- **EXERCISE OBJECTIVE**: Count the lines below that contain the word "burn" and give only the number.

★ ★ ★ ★ ★

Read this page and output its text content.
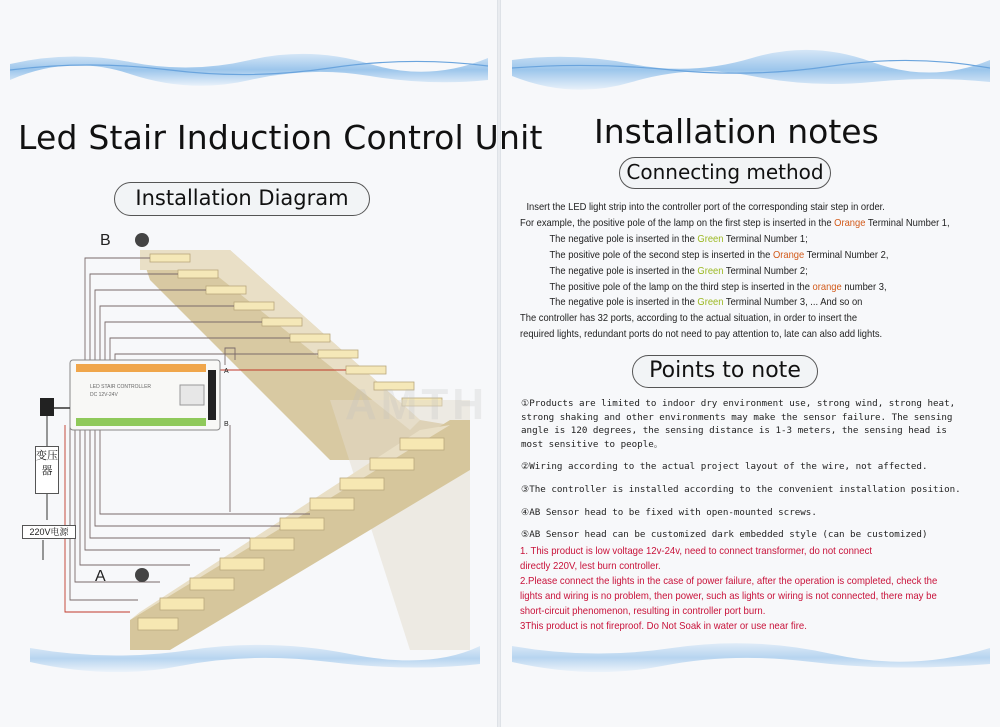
Led Stair Induction Control Unit
Installation Diagram
LED STAIR CONTROLLER
DC 12V-24V
A
B
B
A
变压器
220V电源
AMTH
Installation notes
Connecting method
Insert the LED light strip into the controller port of the corresponding stair step in order.
For example, the positive pole of the lamp on the first step is inserted in the Orange Terminal Number 1,
The negative pole is inserted in the Green Terminal Number 1;
The positive pole of the second step is inserted in the Orange Terminal Number 2,
The negative pole is inserted in the Green Terminal Number 2;
The positive pole of the lamp on the third step is inserted in the orange number 3,
The negative pole is inserted in the Green Terminal Number 3, ... And so on
The controller has 32 ports, according to the actual situation, in order to insert the
required lights, redundant ports do not need to pay attention to, late can also add lights.
Points to note

①Products are limited to indoor dry environment use, strong wind, strong heat,

strong shaking and other environments may make the sensor failure. The sensing

angle is 120 degrees, the sensing distance is 1-3 meters, the sensing head is

most sensitive to people。

②Wiring according to the actual project layout of the wire, not affected.

③The controller is installed according to the convenient installation position.

④AB Sensor head to be fixed with open-mounted screws.

⑤AB Sensor head can be customized dark embedded style (can be customized)

1. This product is low voltage 12v-24v, need to connect transformer, do not connect
directly 220V, lest burn controller.
2.Please connect the lights in the case of power failure, after the operation is completed, check the
lights and wiring is no problem, then power, such as lights or wiring is not connected, there may be
short-circuit phenomenon, resulting in controller port burn.
3This product is not fireproof. Do Not Soak in water or use near fire.
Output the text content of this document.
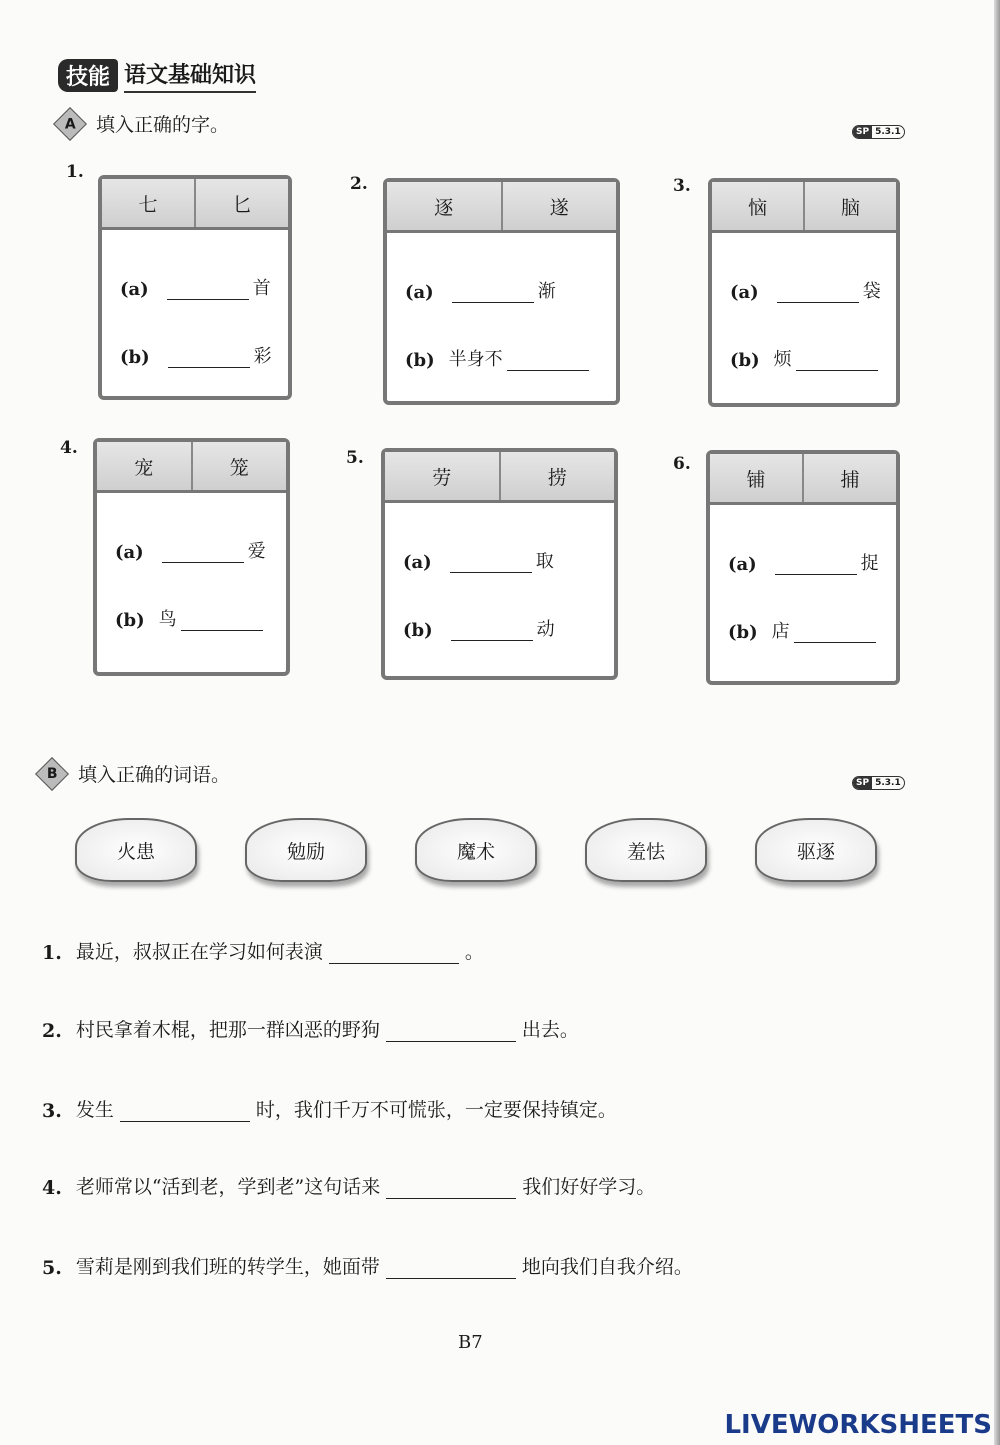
技能 语文基础知识
A 填入正确的字。	SP 5.3.1
1.
七	匕
(a)	首
(b)	彩
2.
逐	遂
(a)	渐
(b) 半身不
3.
恼	脑
(a)	袋
(b) 烦
4.
宠	笼
(a)	爱
(b) 鸟
5.
劳	捞
(a)	取
(b)	动
6.
铺	捕
(a)	捉
(b) 店
B 填入正确的词语。	SP 5.3.1
火患	勉励	魔术	羞怯	驱逐
1. 最近，叔叔正在学习如何表演	。
2. 村民拿着木棍，把那一群凶恶的野狗	出去。
3. 发生	时，我们千万不可慌张，一定要保持镇定。
4. 老师常以“活到老，学到老”这句话来	我们好好学习。
5. 雪莉是刚到我们班的转学生，她面带	地向我们自我介绍。
B7
LIVEWORKSHEETS
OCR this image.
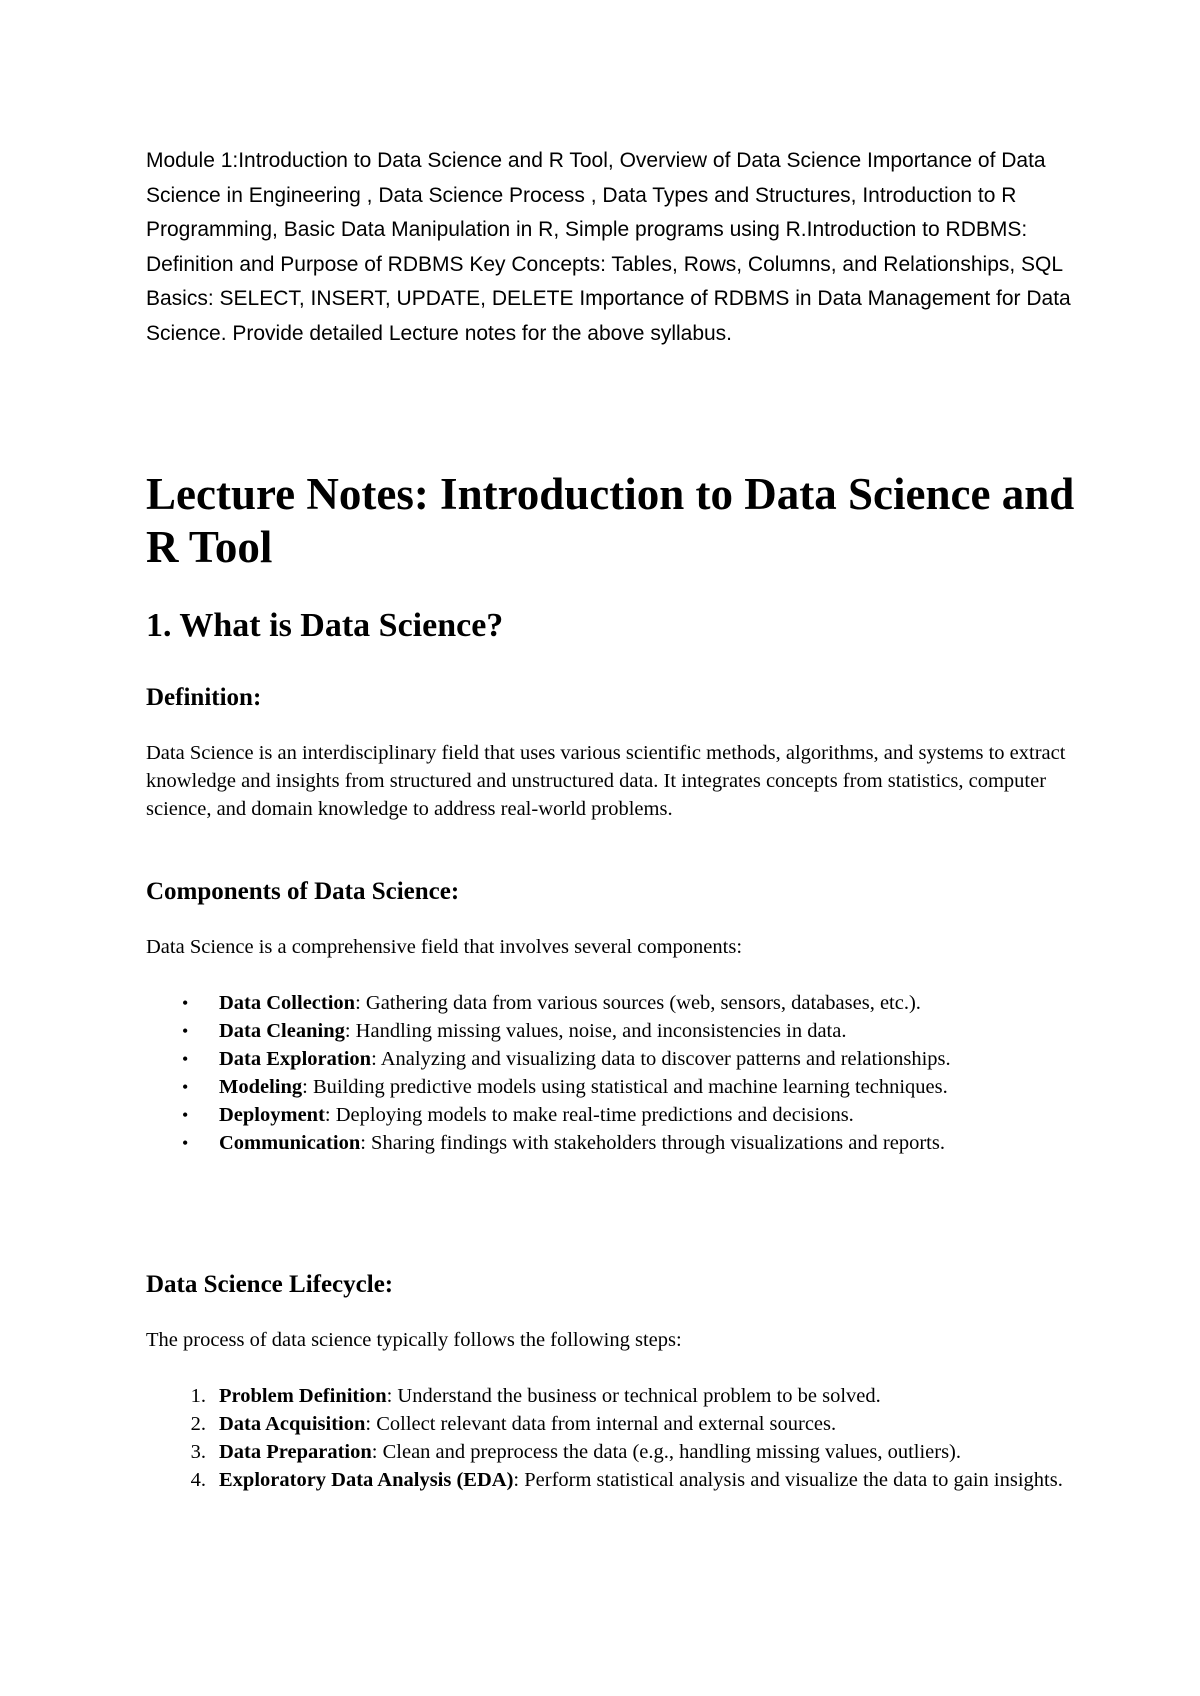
Module 1:Introduction to Data Science and R Tool, Overview of Data Science Importance of Data Science in Engineering , Data Science Process , Data Types and Structures, Introduction to R Programming, Basic Data Manipulation in R, Simple programs using R.Introduction to RDBMS: Definition and Purpose of RDBMS Key Concepts: Tables, Rows, Columns, and Relationships, SQL Basics: SELECT, INSERT, UPDATE, DELETE Importance of RDBMS in Data Management for Data Science. Provide detailed Lecture notes for the above syllabus.

Lecture Notes: Introduction to Data Science and R Tool
1. What is Data Science?
Definition:

Data Science is an interdisciplinary field that uses various scientific methods, algorithms, and systems to extract knowledge and insights from structured and unstructured data. It integrates concepts from statistics, computer science, and domain knowledge to address real-world problems.

Components of Data Science:

Data Science is a comprehensive field that involves several components:

• Data Collection: Gathering data from various sources (web, sensors, databases, etc.).
• Data Cleaning: Handling missing values, noise, and inconsistencies in data.
• Data Exploration: Analyzing and visualizing data to discover patterns and relationships.
• Modeling: Building predictive models using statistical and machine learning techniques.
• Deployment: Deploying models to make real-time predictions and decisions.
• Communication: Sharing findings with stakeholders through visualizations and reports.
Data Science Lifecycle:

The process of data science typically follows the following steps:

1. Problem Definition: Understand the business or technical problem to be solved.
2. Data Acquisition: Collect relevant data from internal and external sources.
3. Data Preparation: Clean and preprocess the data (e.g., handling missing values, outliers).
4. Exploratory Data Analysis (EDA): Perform statistical analysis and visualize the data to gain insights.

★ ★ ★ ★ ★

- **PROBLEM SOLUTION**: 2